## Task inputs
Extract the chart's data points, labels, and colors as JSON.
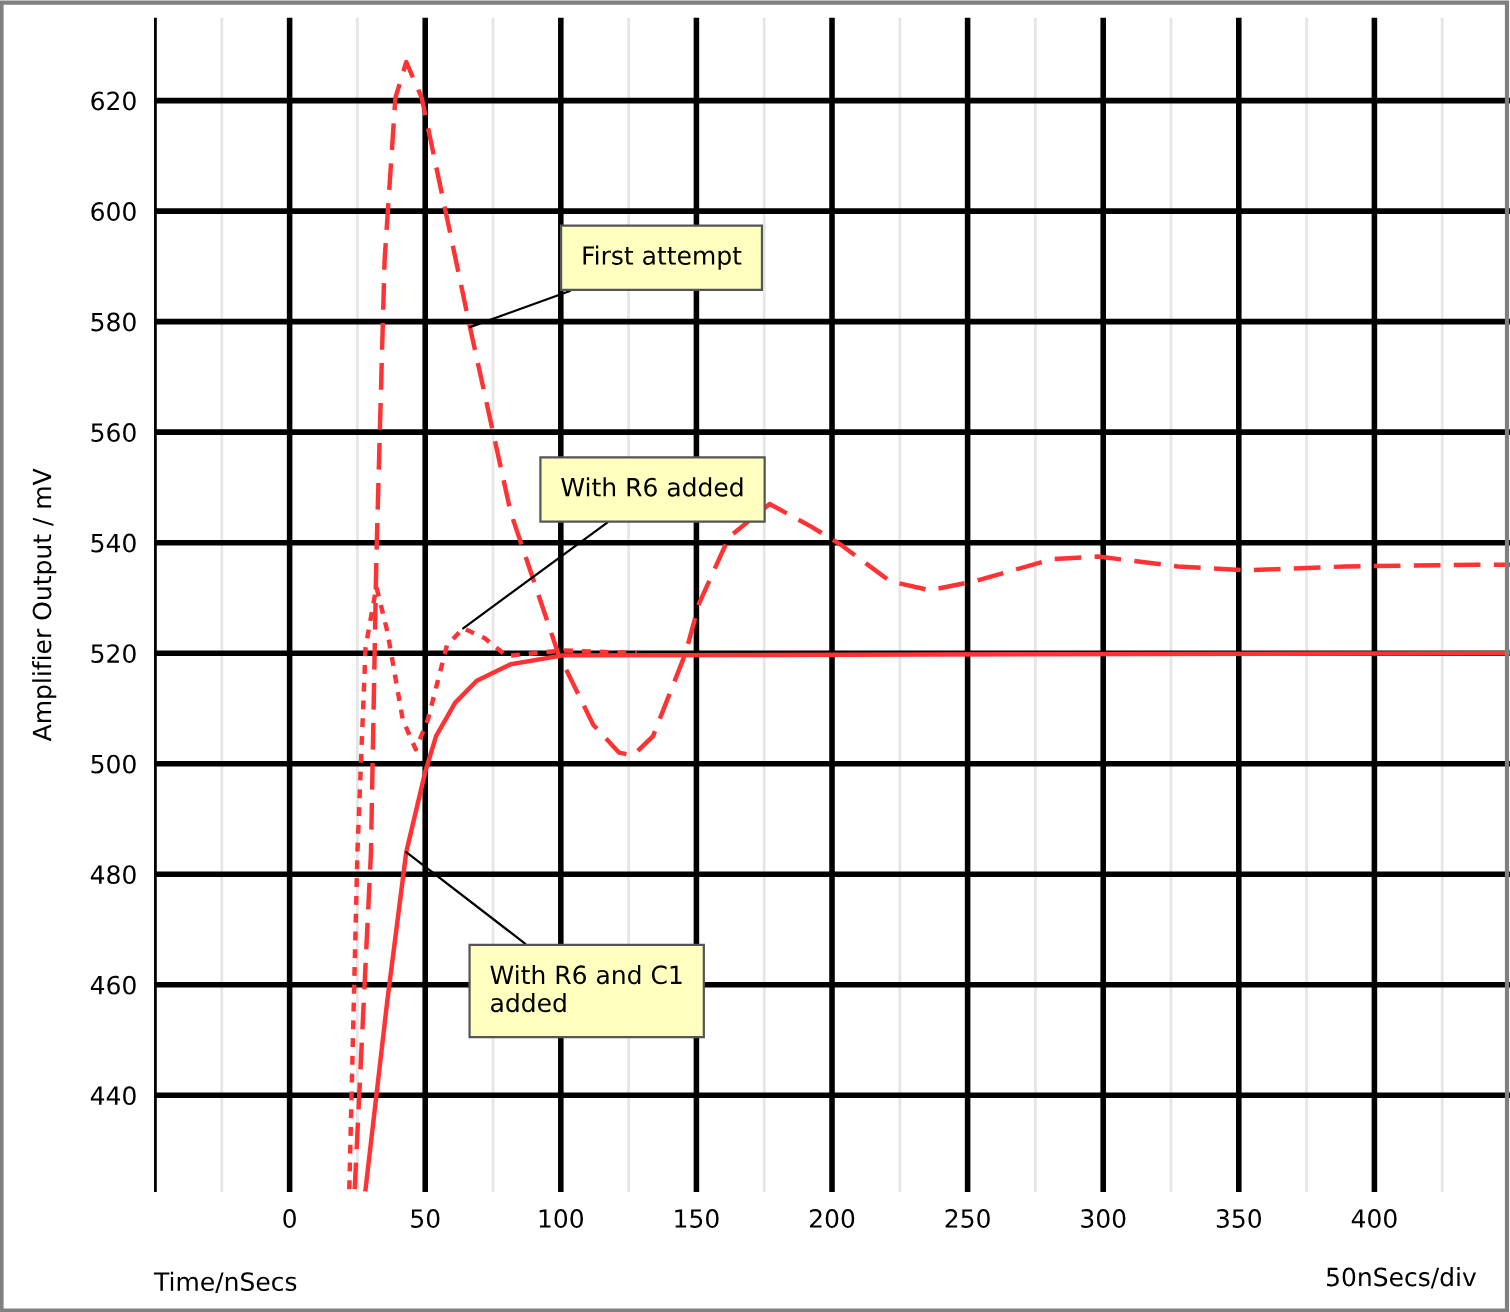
{
  "chart_data": {
    "type": "line",
    "xlabel": "Time/nSecs",
    "ylabel": "Amplifier Output / mV",
    "xlim": [
      -50,
      450
    ],
    "ylim": [
      422.5,
      635
    ],
    "xticks": [
      {
        "value": -50,
        "label": null
      },
      0,
      50,
      100,
      150,
      200,
      250,
      300,
      350,
      400
    ],
    "yticks": [
      440,
      460,
      480,
      500,
      520,
      540,
      560,
      580,
      600,
      620
    ],
    "grid": true,
    "legend": false,
    "marker": "none",
    "series": [
      {
        "color": "#ff3333",
        "line_style": "dashed",
        "x": [
          24,
          30,
          32,
          35,
          39,
          43,
          48.7,
          66.5,
          81.5,
          99,
          112,
          121.5,
          126.7,
          134,
          146,
          151,
          162,
          177,
          192,
          203,
          221.5,
          236,
          252.5,
          281,
          298,
          327.5,
          352.5,
          389.5,
          438.7,
          450
        ],
        "values": [
          423,
          484,
          537.5,
          591,
          620.5,
          627,
          620.5,
          579,
          545.5,
          520,
          507,
          502,
          501.5,
          505,
          520,
          529,
          541,
          547,
          543,
          539.7,
          533,
          531.4,
          533,
          537,
          537.5,
          535.7,
          535,
          535.7,
          536,
          536
        ]
      },
      {
        "color": "#ff3333",
        "line_style": "dotted",
        "x": [
          22,
          25,
          28,
          32,
          36,
          41.7,
          46.5,
          51,
          58,
          64,
          72,
          80,
          101,
          128
        ],
        "values": [
          423,
          484,
          521,
          532,
          524,
          508,
          502.6,
          508,
          521.4,
          524.5,
          522.7,
          519.5,
          520.5,
          520
        ]
      },
      {
        "color": "#ff3333",
        "line_style": "solid",
        "x": [
          28,
          36,
          43,
          50,
          54,
          61,
          69,
          81.5,
          100.8,
          450
        ],
        "values": [
          423,
          457,
          484,
          498.5,
          505,
          511,
          515,
          518,
          519.6,
          520
        ]
      }
    ],
    "annotations": [
      {
        "text": "First attempt",
        "x": 66.5,
        "y": 579
      },
      {
        "text": "With R6 added",
        "x": 64,
        "y": 524.5
      },
      {
        "text": "With R6 and C1\nadded",
        "x": 43,
        "y": 484
      },
      "50nSecs/div"
    ]
  }
}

## Exercise description
Reproduce all entries exactly. Pictures do not belong in the copy.

## Correct response
Extract the chart's data points, labels, and colors as JSON.
{
  "chart_data": {
    "type": "line",
    "xlabel": "Time/nSecs",
    "ylabel": "Amplifier Output / mV",
    "xlim": [
      -50,
      450
    ],
    "ylim": [
      422.5,
      635
    ],
    "xticks": [
      {
        "value": -50,
        "label": null
      },
      0,
      50,
      100,
      150,
      200,
      250,
      300,
      350,
      400
    ],
    "yticks": [
      440,
      460,
      480,
      500,
      520,
      540,
      560,
      580,
      600,
      620
    ],
    "grid": true,
    "legend": false,
    "marker": "none",
    "series": [
      {
        "color": "#ff3333",
        "line_style": "dashed",
        "x": [
          24,
          30,
          32,
          35,
          39,
          43,
          48.7,
          66.5,
          81.5,
          99,
          112,
          121.5,
          126.7,
          134,
          146,
          151,
          162,
          177,
          192,
          203,
          221.5,
          236,
          252.5,
          281,
          298,
          327.5,
          352.5,
          389.5,
          438.7,
          450
        ],
        "values": [
          423,
          484,
          537.5,
          591,
          620.5,
          627,
          620.5,
          579,
          545.5,
          520,
          507,
          502,
          501.5,
          505,
          520,
          529,
          541,
          547,
          543,
          539.7,
          533,
          531.4,
          533,
          537,
          537.5,
          535.7,
          535,
          535.7,
          536,
          536
        ]
      },
      {
        "color": "#ff3333",
        "line_style": "dotted",
        "x": [
          22,
          25,
          28,
          32,
          36,
          41.7,
          46.5,
          51,
          58,
          64,
          72,
          80,
          101,
          128
        ],
        "values": [
          423,
          484,
          521,
          532,
          524,
          508,
          502.6,
          508,
          521.4,
          524.5,
          522.7,
          519.5,
          520.5,
          520
        ]
      },
      {
        "color": "#ff3333",
        "line_style": "solid",
        "x": [
          28,
          36,
          43,
          50,
          54,
          61,
          69,
          81.5,
          100.8,
          450
        ],
        "values": [
          423,
          457,
          484,
          498.5,
          505,
          511,
          515,
          518,
          519.6,
          520
        ]
      }
    ],
    "annotations": [
      {
        "text": "First attempt",
        "x": 66.5,
        "y": 579
      },
      {
        "text": "With R6 added",
        "x": 64,
        "y": 524.5
      },
      {
        "text": "With R6 and C1\nadded",
        "x": 43,
        "y": 484
      },
      "50nSecs/div"
    ]
  }
}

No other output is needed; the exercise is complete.